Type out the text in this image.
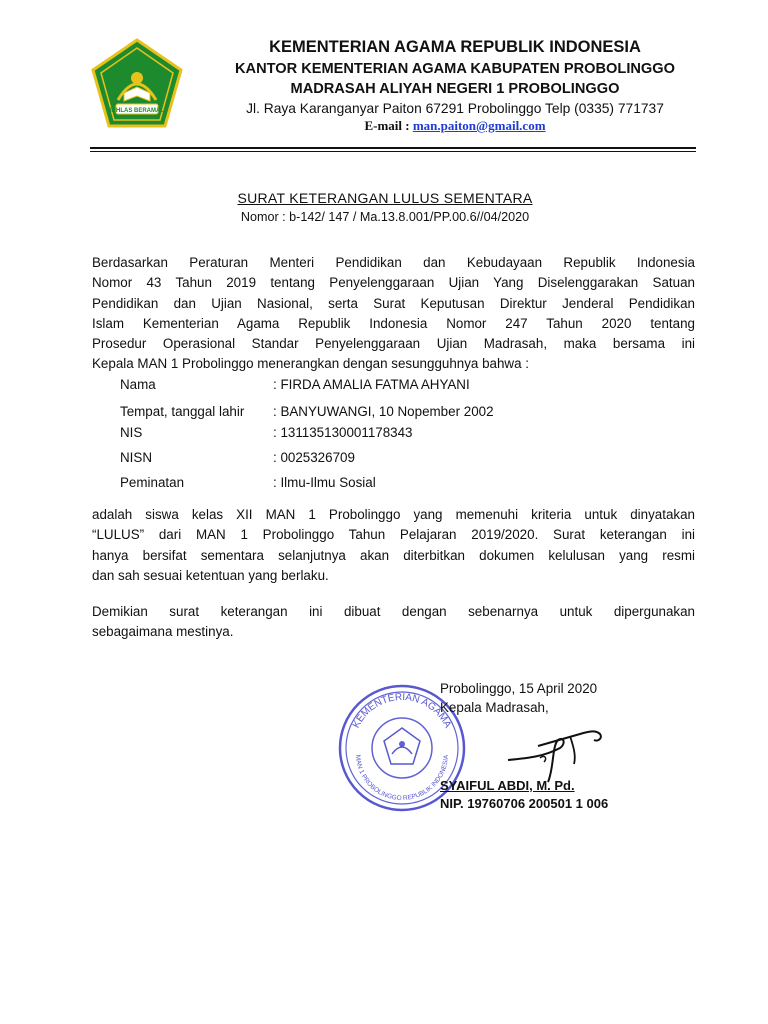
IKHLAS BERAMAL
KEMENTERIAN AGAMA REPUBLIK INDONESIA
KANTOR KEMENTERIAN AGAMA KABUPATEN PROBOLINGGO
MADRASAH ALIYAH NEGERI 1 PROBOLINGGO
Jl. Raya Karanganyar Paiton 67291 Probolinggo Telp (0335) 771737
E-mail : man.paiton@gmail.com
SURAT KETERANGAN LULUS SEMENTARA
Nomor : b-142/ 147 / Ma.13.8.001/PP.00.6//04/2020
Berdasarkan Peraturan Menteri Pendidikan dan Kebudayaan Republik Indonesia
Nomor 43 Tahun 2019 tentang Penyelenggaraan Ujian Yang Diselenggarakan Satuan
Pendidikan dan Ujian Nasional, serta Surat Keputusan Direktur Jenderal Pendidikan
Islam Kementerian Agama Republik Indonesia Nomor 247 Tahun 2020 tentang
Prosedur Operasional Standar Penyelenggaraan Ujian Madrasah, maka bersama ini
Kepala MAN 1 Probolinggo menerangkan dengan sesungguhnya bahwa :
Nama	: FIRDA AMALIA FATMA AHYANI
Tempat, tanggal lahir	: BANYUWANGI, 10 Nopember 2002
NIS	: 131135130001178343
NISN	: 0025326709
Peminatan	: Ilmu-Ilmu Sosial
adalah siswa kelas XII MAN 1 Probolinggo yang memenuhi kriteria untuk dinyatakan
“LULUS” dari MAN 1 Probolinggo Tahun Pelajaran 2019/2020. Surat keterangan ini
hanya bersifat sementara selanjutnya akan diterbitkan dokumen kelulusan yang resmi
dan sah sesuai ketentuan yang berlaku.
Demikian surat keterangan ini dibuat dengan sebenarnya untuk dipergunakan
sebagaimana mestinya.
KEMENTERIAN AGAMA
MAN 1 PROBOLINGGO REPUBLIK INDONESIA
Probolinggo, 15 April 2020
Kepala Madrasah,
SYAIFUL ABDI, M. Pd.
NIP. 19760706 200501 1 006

==============================

--- Exercise directions ---
Without including the pictures, return each record above exactly as it stands.

--- Answer to this exercise ---
Type out the text in this image.
IKHLAS BERAMAL
KEMENTERIAN AGAMA REPUBLIK INDONESIA
KANTOR KEMENTERIAN AGAMA KABUPATEN PROBOLINGGO
MADRASAH ALIYAH NEGERI 1 PROBOLINGGO
Jl. Raya Karanganyar Paiton 67291 Probolinggo Telp (0335) 771737
E-mail : man.paiton@gmail.com
SURAT KETERANGAN LULUS SEMENTARA
Nomor : b-142/ 147 / Ma.13.8.001/PP.00.6//04/2020
Berdasarkan Peraturan Menteri Pendidikan dan Kebudayaan Republik Indonesia
Nomor 43 Tahun 2019 tentang Penyelenggaraan Ujian Yang Diselenggarakan Satuan
Pendidikan dan Ujian Nasional, serta Surat Keputusan Direktur Jenderal Pendidikan
Islam Kementerian Agama Republik Indonesia Nomor 247 Tahun 2020 tentang
Prosedur Operasional Standar Penyelenggaraan Ujian Madrasah, maka bersama ini
Kepala MAN 1 Probolinggo menerangkan dengan sesungguhnya bahwa :
Nama	: FIRDA AMALIA FATMA AHYANI
Tempat, tanggal lahir	: BANYUWANGI, 10 Nopember 2002
NIS	: 131135130001178343
NISN	: 0025326709
Peminatan	: Ilmu-Ilmu Sosial
adalah siswa kelas XII MAN 1 Probolinggo yang memenuhi kriteria untuk dinyatakan
“LULUS” dari MAN 1 Probolinggo Tahun Pelajaran 2019/2020. Surat keterangan ini
hanya bersifat sementara selanjutnya akan diterbitkan dokumen kelulusan yang resmi
dan sah sesuai ketentuan yang berlaku.
Demikian surat keterangan ini dibuat dengan sebenarnya untuk dipergunakan
sebagaimana mestinya.
KEMENTERIAN AGAMA
MAN 1 PROBOLINGGO REPUBLIK INDONESIA
Probolinggo, 15 April 2020
Kepala Madrasah,
SYAIFUL ABDI, M. Pd.
NIP. 19760706 200501 1 006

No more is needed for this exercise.